#### The task:
Select all lines in the records that include "nOutside".

#### Material:
○ ○ ○ ○ ○
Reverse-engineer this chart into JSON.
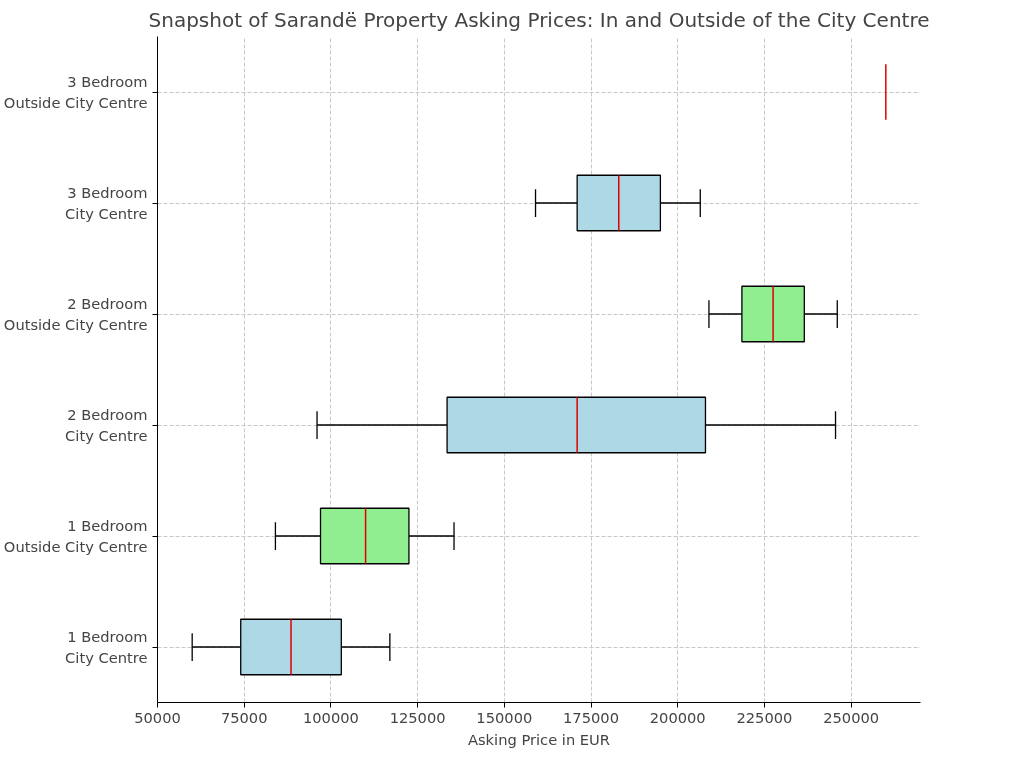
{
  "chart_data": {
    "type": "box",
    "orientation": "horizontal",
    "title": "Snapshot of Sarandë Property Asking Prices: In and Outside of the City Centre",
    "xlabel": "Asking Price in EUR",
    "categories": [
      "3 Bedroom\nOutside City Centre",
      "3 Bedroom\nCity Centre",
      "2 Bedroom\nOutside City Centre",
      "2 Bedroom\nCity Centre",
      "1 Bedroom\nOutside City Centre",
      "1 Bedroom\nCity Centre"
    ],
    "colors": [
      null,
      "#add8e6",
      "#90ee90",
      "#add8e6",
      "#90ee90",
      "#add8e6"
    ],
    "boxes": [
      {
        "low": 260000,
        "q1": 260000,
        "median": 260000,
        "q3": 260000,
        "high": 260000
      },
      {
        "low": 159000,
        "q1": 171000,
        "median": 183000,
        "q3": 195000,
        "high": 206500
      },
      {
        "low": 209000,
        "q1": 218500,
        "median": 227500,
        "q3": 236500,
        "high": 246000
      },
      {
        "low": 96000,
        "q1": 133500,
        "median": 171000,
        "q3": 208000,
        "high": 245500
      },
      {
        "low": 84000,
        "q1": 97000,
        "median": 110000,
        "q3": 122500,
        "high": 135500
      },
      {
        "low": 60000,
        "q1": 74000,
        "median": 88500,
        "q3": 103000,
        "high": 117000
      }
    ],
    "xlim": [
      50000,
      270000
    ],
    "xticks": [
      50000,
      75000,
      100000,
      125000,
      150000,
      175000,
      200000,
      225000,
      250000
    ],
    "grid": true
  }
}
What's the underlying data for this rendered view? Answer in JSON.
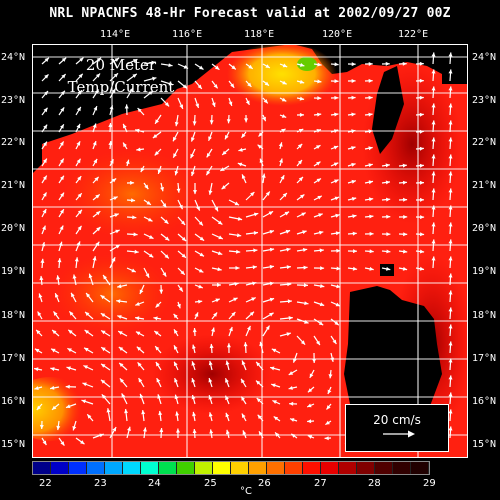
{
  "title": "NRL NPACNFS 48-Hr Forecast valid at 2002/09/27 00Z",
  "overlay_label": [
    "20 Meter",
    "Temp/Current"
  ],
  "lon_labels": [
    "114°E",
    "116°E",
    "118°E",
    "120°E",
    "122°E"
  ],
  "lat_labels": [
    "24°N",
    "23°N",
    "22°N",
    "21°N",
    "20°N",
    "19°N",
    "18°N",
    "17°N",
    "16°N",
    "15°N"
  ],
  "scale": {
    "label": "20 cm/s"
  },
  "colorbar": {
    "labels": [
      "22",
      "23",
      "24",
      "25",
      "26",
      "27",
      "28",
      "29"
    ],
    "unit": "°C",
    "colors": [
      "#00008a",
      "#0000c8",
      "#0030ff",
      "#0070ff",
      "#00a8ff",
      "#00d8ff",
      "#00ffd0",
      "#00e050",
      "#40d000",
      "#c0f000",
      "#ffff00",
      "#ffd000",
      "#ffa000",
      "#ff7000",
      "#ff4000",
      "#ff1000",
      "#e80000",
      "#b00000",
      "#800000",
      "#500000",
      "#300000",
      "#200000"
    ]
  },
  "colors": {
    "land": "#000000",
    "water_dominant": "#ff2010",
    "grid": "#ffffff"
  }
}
○ ○ ○ ○ ○
#### Result for this task:
      "3 Bedroom\nOutside City Centre",
      "2 Bedroom\nOutside City Centre",
      "1 Bedroom\nOutside City Centre",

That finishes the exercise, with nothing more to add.